## Begin The records

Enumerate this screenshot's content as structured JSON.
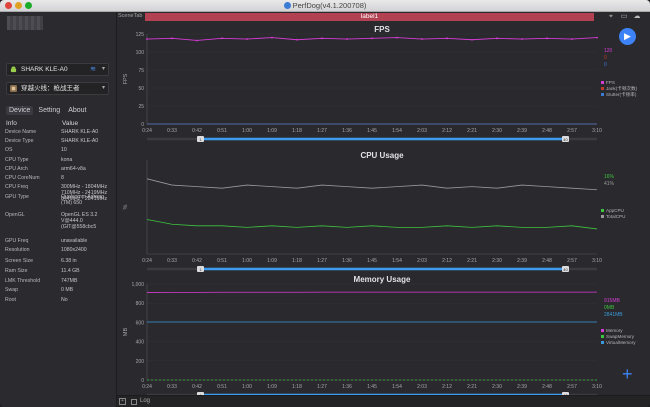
{
  "window": {
    "title": "PerfDog(v4.1.200708)"
  },
  "sidebar": {
    "device_select": "SHARK KLE-A0",
    "app_select": "穿越火线：枪战王者",
    "tabs": [
      "Device",
      "Setting",
      "About"
    ],
    "info_header": {
      "col1": "Info",
      "col2": "Value"
    },
    "info_rows": [
      {
        "k": "Device Name",
        "v": "SHARK KLE-A0"
      },
      {
        "k": "Device Type",
        "v": "SHARK KLE-A0"
      },
      {
        "k": "OS",
        "v": "10"
      },
      {
        "k": "CPU Type",
        "v": "kona"
      },
      {
        "k": "CPU Arch",
        "v": "arm64-v8a"
      },
      {
        "k": "CPU CoreNum",
        "v": "8"
      },
      {
        "k": "CPU Freq",
        "v": "300MHz - 1804MHz\n710MHz - 2419MHz\n844MHz - 2841MHz"
      },
      {
        "k": "GPU Type",
        "v": "Qualcomm Adreno\n(TM) 650"
      },
      {
        "k": "OpenGL",
        "v": "OpenGL ES 3.2\nV@444.0\n(GIT@558cbc5"
      },
      {
        "k": "GPU Freq",
        "v": "unavailable"
      },
      {
        "k": "Resolution",
        "v": "1080x2400"
      },
      {
        "k": "Screen Size",
        "v": "6.38 in"
      },
      {
        "k": "Ram Size",
        "v": "11.4 GB"
      },
      {
        "k": "LMK Threshold",
        "v": "747MB"
      },
      {
        "k": "Swap",
        "v": "0 MB"
      },
      {
        "k": "Root",
        "v": "No"
      }
    ]
  },
  "toolbar": {
    "scene_tab": "SceneTab",
    "label": "label1"
  },
  "bottom": {
    "log_label": "Log"
  },
  "colors": {
    "fps": "#d63bd6",
    "jank": "#c0392b",
    "stutter": "#3a7bd5",
    "app_cpu": "#3ec43e",
    "total_cpu": "#9a9a9a",
    "memory": "#d63bd6",
    "swap": "#3ec43e",
    "virtual": "#3a9ad9",
    "accent": "#3d82f6",
    "label_bar": "#b24252"
  },
  "time_ticks": [
    "0:24",
    "0:33",
    "0:42",
    "0:51",
    "1:00",
    "1:09",
    "1:18",
    "1:27",
    "1:36",
    "1:45",
    "1:54",
    "2:03",
    "2:12",
    "2:21",
    "2:30",
    "2:39",
    "2:48",
    "2:57",
    "3:10"
  ],
  "charts": {
    "fps": {
      "title": "FPS",
      "y_label": "FPS",
      "y_ticks": [
        "125",
        "100",
        "75",
        "50",
        "25",
        "0"
      ],
      "current": [
        "120",
        "0",
        "0"
      ],
      "legend": [
        "FPS",
        "Jank(卡顿次数)",
        "Stutter(卡顿率)"
      ],
      "range": [
        "1",
        "40"
      ]
    },
    "cpu": {
      "title": "CPU Usage",
      "y_label": "%",
      "current": [
        "16%",
        "41%"
      ],
      "legend": [
        "AppCPU",
        "TotalCPU"
      ],
      "range": [
        "1",
        "40"
      ]
    },
    "memory": {
      "title": "Memory Usage",
      "y_label": "MB",
      "y_ticks": [
        "1,000",
        "800",
        "600",
        "400",
        "200",
        "0"
      ],
      "current": [
        "915MB",
        "0MB",
        "2841MB"
      ],
      "legend": [
        "Memory",
        "SwapMemory",
        "VirtualMemory"
      ],
      "range": [
        "1",
        "40"
      ]
    }
  },
  "chart_data": [
    {
      "type": "line",
      "title": "FPS",
      "ylabel": "FPS",
      "x": [
        "0:24",
        "0:33",
        "0:42",
        "0:51",
        "1:00",
        "1:09",
        "1:18",
        "1:27",
        "1:36",
        "1:45",
        "1:54",
        "2:03",
        "2:12",
        "2:21",
        "2:30",
        "2:39",
        "2:48",
        "2:57",
        "3:10"
      ],
      "ylim": [
        0,
        125
      ],
      "series": [
        {
          "name": "FPS",
          "values": [
            118,
            119,
            116,
            119,
            118,
            120,
            117,
            119,
            118,
            119,
            120,
            118,
            119,
            117,
            119,
            118,
            119,
            118,
            120
          ]
        },
        {
          "name": "Jank(卡顿次数)",
          "values": [
            0,
            0,
            0,
            0,
            0,
            0,
            0,
            0,
            0,
            0,
            0,
            0,
            0,
            0,
            0,
            0,
            0,
            0,
            0
          ]
        },
        {
          "name": "Stutter(卡顿率)",
          "values": [
            0,
            0,
            0,
            0,
            0,
            0,
            0,
            0,
            0,
            0,
            0,
            0,
            0,
            0,
            0,
            0,
            0,
            0,
            0
          ]
        }
      ]
    },
    {
      "type": "line",
      "title": "CPU Usage",
      "ylabel": "%",
      "x": [
        "0:24",
        "0:33",
        "0:42",
        "0:51",
        "1:00",
        "1:09",
        "1:18",
        "1:27",
        "1:36",
        "1:45",
        "1:54",
        "2:03",
        "2:12",
        "2:21",
        "2:30",
        "2:39",
        "2:48",
        "2:57",
        "3:10"
      ],
      "series": [
        {
          "name": "AppCPU",
          "values": [
            22,
            19,
            18,
            18,
            17,
            18,
            17,
            18,
            17,
            18,
            17,
            17,
            18,
            17,
            18,
            17,
            17,
            18,
            16
          ]
        },
        {
          "name": "TotalCPU",
          "values": [
            48,
            44,
            43,
            42,
            44,
            43,
            42,
            44,
            43,
            42,
            43,
            44,
            42,
            43,
            42,
            44,
            43,
            42,
            41
          ]
        }
      ]
    },
    {
      "type": "line",
      "title": "Memory Usage",
      "ylabel": "MB",
      "x": [
        "0:24",
        "0:33",
        "0:42",
        "0:51",
        "1:00",
        "1:09",
        "1:18",
        "1:27",
        "1:36",
        "1:45",
        "1:54",
        "2:03",
        "2:12",
        "2:21",
        "2:30",
        "2:39",
        "2:48",
        "2:57",
        "3:10"
      ],
      "ylim": [
        0,
        1000
      ],
      "series": [
        {
          "name": "Memory",
          "values": [
            912,
            913,
            913,
            914,
            914,
            914,
            914,
            915,
            915,
            915,
            915,
            915,
            915,
            915,
            915,
            915,
            915,
            915,
            915
          ]
        },
        {
          "name": "SwapMemory",
          "values": [
            0,
            0,
            0,
            0,
            0,
            0,
            0,
            0,
            0,
            0,
            0,
            0,
            0,
            0,
            0,
            0,
            0,
            0,
            0
          ]
        },
        {
          "name": "VirtualMemory",
          "values": [
            2841,
            2841,
            2841,
            2841,
            2841,
            2841,
            2841,
            2841,
            2841,
            2841,
            2841,
            2841,
            2841,
            2841,
            2841,
            2841,
            2841,
            2841,
            2841
          ]
        }
      ]
    }
  ]
}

## End The records

*What you have to do*.
Go through the listing above and write it all out exactly, leaving out any picture.

*Exercise answer*.
Enumerate this screenshot's content as structured JSON.
{
  "window": {
    "title": "PerfDog(v4.1.200708)"
  },
  "sidebar": {
    "device_select": "SHARK KLE-A0",
    "app_select": "穿越火线：枪战王者",
    "tabs": [
      "Device",
      "Setting",
      "About"
    ],
    "info_header": {
      "col1": "Info",
      "col2": "Value"
    },
    "info_rows": [
      {
        "k": "Device Name",
        "v": "SHARK KLE-A0"
      },
      {
        "k": "Device Type",
        "v": "SHARK KLE-A0"
      },
      {
        "k": "OS",
        "v": "10"
      },
      {
        "k": "CPU Type",
        "v": "kona"
      },
      {
        "k": "CPU Arch",
        "v": "arm64-v8a"
      },
      {
        "k": "CPU CoreNum",
        "v": "8"
      },
      {
        "k": "CPU Freq",
        "v": "300MHz - 1804MHz\n710MHz - 2419MHz\n844MHz - 2841MHz"
      },
      {
        "k": "GPU Type",
        "v": "Qualcomm Adreno\n(TM) 650"
      },
      {
        "k": "OpenGL",
        "v": "OpenGL ES 3.2\nV@444.0\n(GIT@558cbc5"
      },
      {
        "k": "GPU Freq",
        "v": "unavailable"
      },
      {
        "k": "Resolution",
        "v": "1080x2400"
      },
      {
        "k": "Screen Size",
        "v": "6.38 in"
      },
      {
        "k": "Ram Size",
        "v": "11.4 GB"
      },
      {
        "k": "LMK Threshold",
        "v": "747MB"
      },
      {
        "k": "Swap",
        "v": "0 MB"
      },
      {
        "k": "Root",
        "v": "No"
      }
    ]
  },
  "toolbar": {
    "scene_tab": "SceneTab",
    "label": "label1"
  },
  "bottom": {
    "log_label": "Log"
  },
  "colors": {
    "fps": "#d63bd6",
    "jank": "#c0392b",
    "stutter": "#3a7bd5",
    "app_cpu": "#3ec43e",
    "total_cpu": "#9a9a9a",
    "memory": "#d63bd6",
    "swap": "#3ec43e",
    "virtual": "#3a9ad9",
    "accent": "#3d82f6",
    "label_bar": "#b24252"
  },
  "time_ticks": [
    "0:24",
    "0:33",
    "0:42",
    "0:51",
    "1:00",
    "1:09",
    "1:18",
    "1:27",
    "1:36",
    "1:45",
    "1:54",
    "2:03",
    "2:12",
    "2:21",
    "2:30",
    "2:39",
    "2:48",
    "2:57",
    "3:10"
  ],
  "charts": {
    "fps": {
      "title": "FPS",
      "y_label": "FPS",
      "y_ticks": [
        "125",
        "100",
        "75",
        "50",
        "25",
        "0"
      ],
      "current": [
        "120",
        "0",
        "0"
      ],
      "legend": [
        "FPS",
        "Jank(卡顿次数)",
        "Stutter(卡顿率)"
      ],
      "range": [
        "1",
        "40"
      ]
    },
    "cpu": {
      "title": "CPU Usage",
      "y_label": "%",
      "current": [
        "16%",
        "41%"
      ],
      "legend": [
        "AppCPU",
        "TotalCPU"
      ],
      "range": [
        "1",
        "40"
      ]
    },
    "memory": {
      "title": "Memory Usage",
      "y_label": "MB",
      "y_ticks": [
        "1,000",
        "800",
        "600",
        "400",
        "200",
        "0"
      ],
      "current": [
        "915MB",
        "0MB",
        "2841MB"
      ],
      "legend": [
        "Memory",
        "SwapMemory",
        "VirtualMemory"
      ],
      "range": [
        "1",
        "40"
      ]
    }
  },
  "chart_data": [
    {
      "type": "line",
      "title": "FPS",
      "ylabel": "FPS",
      "x": [
        "0:24",
        "0:33",
        "0:42",
        "0:51",
        "1:00",
        "1:09",
        "1:18",
        "1:27",
        "1:36",
        "1:45",
        "1:54",
        "2:03",
        "2:12",
        "2:21",
        "2:30",
        "2:39",
        "2:48",
        "2:57",
        "3:10"
      ],
      "ylim": [
        0,
        125
      ],
      "series": [
        {
          "name": "FPS",
          "values": [
            118,
            119,
            116,
            119,
            118,
            120,
            117,
            119,
            118,
            119,
            120,
            118,
            119,
            117,
            119,
            118,
            119,
            118,
            120
          ]
        },
        {
          "name": "Jank(卡顿次数)",
          "values": [
            0,
            0,
            0,
            0,
            0,
            0,
            0,
            0,
            0,
            0,
            0,
            0,
            0,
            0,
            0,
            0,
            0,
            0,
            0
          ]
        },
        {
          "name": "Stutter(卡顿率)",
          "values": [
            0,
            0,
            0,
            0,
            0,
            0,
            0,
            0,
            0,
            0,
            0,
            0,
            0,
            0,
            0,
            0,
            0,
            0,
            0
          ]
        }
      ]
    },
    {
      "type": "line",
      "title": "CPU Usage",
      "ylabel": "%",
      "x": [
        "0:24",
        "0:33",
        "0:42",
        "0:51",
        "1:00",
        "1:09",
        "1:18",
        "1:27",
        "1:36",
        "1:45",
        "1:54",
        "2:03",
        "2:12",
        "2:21",
        "2:30",
        "2:39",
        "2:48",
        "2:57",
        "3:10"
      ],
      "series": [
        {
          "name": "AppCPU",
          "values": [
            22,
            19,
            18,
            18,
            17,
            18,
            17,
            18,
            17,
            18,
            17,
            17,
            18,
            17,
            18,
            17,
            17,
            18,
            16
          ]
        },
        {
          "name": "TotalCPU",
          "values": [
            48,
            44,
            43,
            42,
            44,
            43,
            42,
            44,
            43,
            42,
            43,
            44,
            42,
            43,
            42,
            44,
            43,
            42,
            41
          ]
        }
      ]
    },
    {
      "type": "line",
      "title": "Memory Usage",
      "ylabel": "MB",
      "x": [
        "0:24",
        "0:33",
        "0:42",
        "0:51",
        "1:00",
        "1:09",
        "1:18",
        "1:27",
        "1:36",
        "1:45",
        "1:54",
        "2:03",
        "2:12",
        "2:21",
        "2:30",
        "2:39",
        "2:48",
        "2:57",
        "3:10"
      ],
      "ylim": [
        0,
        1000
      ],
      "series": [
        {
          "name": "Memory",
          "values": [
            912,
            913,
            913,
            914,
            914,
            914,
            914,
            915,
            915,
            915,
            915,
            915,
            915,
            915,
            915,
            915,
            915,
            915,
            915
          ]
        },
        {
          "name": "SwapMemory",
          "values": [
            0,
            0,
            0,
            0,
            0,
            0,
            0,
            0,
            0,
            0,
            0,
            0,
            0,
            0,
            0,
            0,
            0,
            0,
            0
          ]
        },
        {
          "name": "VirtualMemory",
          "values": [
            2841,
            2841,
            2841,
            2841,
            2841,
            2841,
            2841,
            2841,
            2841,
            2841,
            2841,
            2841,
            2841,
            2841,
            2841,
            2841,
            2841,
            2841,
            2841
          ]
        }
      ]
    }
  ]
}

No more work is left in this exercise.